* SOURCE:
# # # #

Digital Finance by Baxter Hines

Leonard Pokrovski
Moderator
Alăturat: 2022-07-25 12:14:58
2024-03-15 20:15:24

1 Introduction 
Digital finance is the process of using digital devices and digital technology to acquire, 
use and distribute financial resources to economic agents such as individuals, households, 
firms and government (Siddik and Kabiraj, 2020; Ozili, 2018). The use of digital 
technology in finance began in the early 2000s during the dot.com bubble. Digital finance 
innovations became prominent after the 2007 to 2009 global financial crisis as financial 
institutions began to use digital technology to process cross border payments, to manage 
customers’ account, to save cost and to maximise profits. 
Generally, digital technology in finance has aided the rapid development of the 
financial sector of many developed countries by increasing the speed of the transmission 
of financial market information to investors, shareholders and other market participants, 
and by increasing the speed of financial transactions and payments (Bech et al., 2017; 
Shabsigh et al., 2020). In developing countries, the use of digital technology in finance 
has helped to increase the size of remittance inflows and has contributed to high levels of 
financial inclusion (Podolski, 2020; Emara and Zhang, 2021). 
Digital finance, while being important, has also become the subject of enormous 
debate. The debate is centred on five main themes: debate about the net welfare benefits 
of digital finance (Ozili, 2018), debate about the structure and size of transaction cost 
when using digital finance applications (Nagle et al., 2020; Gille, 2005), debate about 
which aspects of finance should be digitised and which should not be digitised (Ozili, 
2021a), debate about the voluntary or involuntary use of digital financial services (Ozili, 
2021a), and debate about how to handle and secure the large data or ‘big data’ that arises 
from digital financial transactions (Beaumont, 2019; Schiff and McCaffrey, 2017). These 
debates have led to calls for more regulation, that is, to regulate the digital finance 
ecosystem and enact legislation to protect users’ digital data. While these developments 
are important from a safety point of view, they show that digital finance comes with some 
issues. Consequently, providers and users of digital financial products and services need 
to understand these issues, so that providers of digital financial products and services can 
conveniently provide access to finance to users, and users can use digital financial 
services safely and in an environment of trust.

# # # #

* GIVEN DATA:
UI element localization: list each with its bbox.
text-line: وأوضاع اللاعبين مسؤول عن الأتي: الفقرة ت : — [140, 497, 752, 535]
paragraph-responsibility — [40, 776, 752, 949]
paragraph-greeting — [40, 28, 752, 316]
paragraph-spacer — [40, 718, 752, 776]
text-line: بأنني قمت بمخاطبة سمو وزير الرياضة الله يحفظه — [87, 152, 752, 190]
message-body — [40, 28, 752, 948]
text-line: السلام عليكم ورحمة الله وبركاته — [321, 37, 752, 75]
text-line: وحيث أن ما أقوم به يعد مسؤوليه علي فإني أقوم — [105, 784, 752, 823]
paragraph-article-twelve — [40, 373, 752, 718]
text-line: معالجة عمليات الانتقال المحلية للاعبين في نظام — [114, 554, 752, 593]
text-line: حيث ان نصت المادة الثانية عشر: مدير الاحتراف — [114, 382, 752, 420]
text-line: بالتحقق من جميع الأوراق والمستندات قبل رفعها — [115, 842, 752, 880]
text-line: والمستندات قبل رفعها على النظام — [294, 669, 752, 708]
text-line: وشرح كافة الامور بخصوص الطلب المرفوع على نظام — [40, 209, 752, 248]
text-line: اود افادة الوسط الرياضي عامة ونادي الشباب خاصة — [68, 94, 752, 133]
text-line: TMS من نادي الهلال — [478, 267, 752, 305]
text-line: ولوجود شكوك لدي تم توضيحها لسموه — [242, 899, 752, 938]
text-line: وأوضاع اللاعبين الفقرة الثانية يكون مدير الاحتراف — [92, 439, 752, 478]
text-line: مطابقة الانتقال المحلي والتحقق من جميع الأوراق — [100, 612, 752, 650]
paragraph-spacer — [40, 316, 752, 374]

# # # #

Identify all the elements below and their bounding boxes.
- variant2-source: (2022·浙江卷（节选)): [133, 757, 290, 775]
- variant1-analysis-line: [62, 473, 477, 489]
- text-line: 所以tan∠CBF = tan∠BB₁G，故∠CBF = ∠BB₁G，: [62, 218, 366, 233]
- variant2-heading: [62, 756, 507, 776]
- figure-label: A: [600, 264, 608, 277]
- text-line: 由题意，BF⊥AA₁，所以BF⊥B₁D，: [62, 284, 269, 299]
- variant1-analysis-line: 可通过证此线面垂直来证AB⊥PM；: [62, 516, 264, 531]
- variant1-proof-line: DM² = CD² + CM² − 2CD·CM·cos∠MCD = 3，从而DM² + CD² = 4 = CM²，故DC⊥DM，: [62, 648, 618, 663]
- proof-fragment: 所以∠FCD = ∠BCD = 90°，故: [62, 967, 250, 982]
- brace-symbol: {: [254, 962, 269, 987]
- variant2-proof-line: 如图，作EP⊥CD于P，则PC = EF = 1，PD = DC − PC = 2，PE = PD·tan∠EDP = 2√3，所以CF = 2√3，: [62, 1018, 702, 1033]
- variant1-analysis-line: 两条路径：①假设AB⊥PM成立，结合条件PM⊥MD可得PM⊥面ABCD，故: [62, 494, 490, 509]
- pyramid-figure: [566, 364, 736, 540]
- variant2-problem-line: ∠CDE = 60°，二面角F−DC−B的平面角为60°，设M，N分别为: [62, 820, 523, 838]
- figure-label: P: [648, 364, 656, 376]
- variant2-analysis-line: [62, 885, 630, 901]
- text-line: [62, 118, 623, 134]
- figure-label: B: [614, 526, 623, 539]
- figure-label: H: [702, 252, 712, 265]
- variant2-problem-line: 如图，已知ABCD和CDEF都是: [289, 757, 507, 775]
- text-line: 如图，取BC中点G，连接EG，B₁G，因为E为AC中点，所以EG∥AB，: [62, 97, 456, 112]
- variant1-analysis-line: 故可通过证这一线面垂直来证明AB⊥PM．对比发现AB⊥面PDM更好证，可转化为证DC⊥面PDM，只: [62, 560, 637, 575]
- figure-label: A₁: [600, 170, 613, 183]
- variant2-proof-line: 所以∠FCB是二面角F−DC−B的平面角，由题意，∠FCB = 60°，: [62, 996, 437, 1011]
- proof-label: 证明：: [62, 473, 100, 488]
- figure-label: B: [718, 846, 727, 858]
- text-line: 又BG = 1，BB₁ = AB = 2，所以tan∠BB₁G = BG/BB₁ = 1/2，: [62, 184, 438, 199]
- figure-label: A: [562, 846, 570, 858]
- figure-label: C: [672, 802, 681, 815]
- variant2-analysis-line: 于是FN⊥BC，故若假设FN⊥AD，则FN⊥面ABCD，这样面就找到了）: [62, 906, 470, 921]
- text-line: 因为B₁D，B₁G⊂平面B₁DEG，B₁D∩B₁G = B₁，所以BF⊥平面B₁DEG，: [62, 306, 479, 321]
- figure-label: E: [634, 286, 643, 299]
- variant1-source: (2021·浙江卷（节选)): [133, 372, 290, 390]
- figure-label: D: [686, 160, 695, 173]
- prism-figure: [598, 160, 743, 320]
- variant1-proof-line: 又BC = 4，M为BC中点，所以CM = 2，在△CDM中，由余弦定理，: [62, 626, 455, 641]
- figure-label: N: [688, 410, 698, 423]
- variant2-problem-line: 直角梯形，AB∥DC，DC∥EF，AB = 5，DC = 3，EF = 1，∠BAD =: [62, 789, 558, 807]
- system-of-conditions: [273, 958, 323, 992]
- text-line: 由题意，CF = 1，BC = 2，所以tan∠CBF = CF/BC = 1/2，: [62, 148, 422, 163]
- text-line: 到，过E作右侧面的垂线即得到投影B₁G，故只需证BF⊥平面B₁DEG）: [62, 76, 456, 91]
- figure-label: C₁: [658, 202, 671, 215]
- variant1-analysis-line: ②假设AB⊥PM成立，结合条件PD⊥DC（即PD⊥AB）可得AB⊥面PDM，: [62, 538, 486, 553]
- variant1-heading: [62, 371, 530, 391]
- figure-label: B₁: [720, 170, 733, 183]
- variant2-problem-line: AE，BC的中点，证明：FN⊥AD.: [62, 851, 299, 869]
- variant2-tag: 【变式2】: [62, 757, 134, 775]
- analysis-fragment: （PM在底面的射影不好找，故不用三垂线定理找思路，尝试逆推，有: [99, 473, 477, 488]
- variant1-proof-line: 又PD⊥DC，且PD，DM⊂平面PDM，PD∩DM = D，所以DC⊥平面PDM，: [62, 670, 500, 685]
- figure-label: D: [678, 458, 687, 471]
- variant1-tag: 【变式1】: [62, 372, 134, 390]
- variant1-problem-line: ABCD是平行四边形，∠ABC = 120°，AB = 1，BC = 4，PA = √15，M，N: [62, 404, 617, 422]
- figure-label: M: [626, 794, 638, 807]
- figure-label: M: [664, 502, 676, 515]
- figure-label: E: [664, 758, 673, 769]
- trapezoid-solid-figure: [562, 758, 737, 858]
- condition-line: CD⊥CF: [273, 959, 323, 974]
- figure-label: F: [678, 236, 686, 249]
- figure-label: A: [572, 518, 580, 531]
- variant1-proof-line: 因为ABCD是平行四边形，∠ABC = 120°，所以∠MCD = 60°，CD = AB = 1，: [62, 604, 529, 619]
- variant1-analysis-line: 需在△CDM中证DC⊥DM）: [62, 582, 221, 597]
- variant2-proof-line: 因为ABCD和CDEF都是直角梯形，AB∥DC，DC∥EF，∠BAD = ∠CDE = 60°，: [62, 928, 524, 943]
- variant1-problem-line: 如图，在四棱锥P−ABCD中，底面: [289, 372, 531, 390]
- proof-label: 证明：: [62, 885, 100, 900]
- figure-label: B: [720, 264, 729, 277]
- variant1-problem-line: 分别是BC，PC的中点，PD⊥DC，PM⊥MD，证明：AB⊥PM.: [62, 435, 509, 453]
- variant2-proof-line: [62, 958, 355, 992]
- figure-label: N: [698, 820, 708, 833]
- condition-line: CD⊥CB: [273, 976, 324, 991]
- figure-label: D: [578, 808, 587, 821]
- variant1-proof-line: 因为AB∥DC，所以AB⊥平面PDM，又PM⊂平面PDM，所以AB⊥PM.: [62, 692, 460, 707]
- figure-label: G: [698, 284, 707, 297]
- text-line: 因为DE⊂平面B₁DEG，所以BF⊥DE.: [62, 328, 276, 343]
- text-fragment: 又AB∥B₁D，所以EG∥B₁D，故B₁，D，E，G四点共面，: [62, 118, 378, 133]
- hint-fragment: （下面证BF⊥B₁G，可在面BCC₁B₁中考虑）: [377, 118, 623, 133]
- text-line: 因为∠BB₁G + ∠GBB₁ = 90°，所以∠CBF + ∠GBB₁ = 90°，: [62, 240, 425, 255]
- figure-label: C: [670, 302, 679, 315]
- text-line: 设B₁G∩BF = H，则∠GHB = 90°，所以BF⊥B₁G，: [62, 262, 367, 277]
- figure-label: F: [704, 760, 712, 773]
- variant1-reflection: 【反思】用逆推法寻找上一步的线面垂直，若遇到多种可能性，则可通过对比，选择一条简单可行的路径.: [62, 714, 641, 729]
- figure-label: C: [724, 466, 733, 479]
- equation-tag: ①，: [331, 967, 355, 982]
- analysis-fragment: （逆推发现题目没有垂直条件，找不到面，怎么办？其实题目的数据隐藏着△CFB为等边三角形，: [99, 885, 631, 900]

# # # #

* WHAT IS BEING ASKED: Can you condense the paragraph of the digital finance text above that begins "Generally, digital technology in finance" into a shorter version that keeps its main facts?

* WRITTEN ANSWER: In many developed countries, digital technology has sped up the flow of financial market information to investors, shareholders and other participants, as well as the speed of transactions and payments. This has helped their financial sectors develop rapidly. In developing countries, it has increased remittance inflows and contributed to high levels of financial inclusion.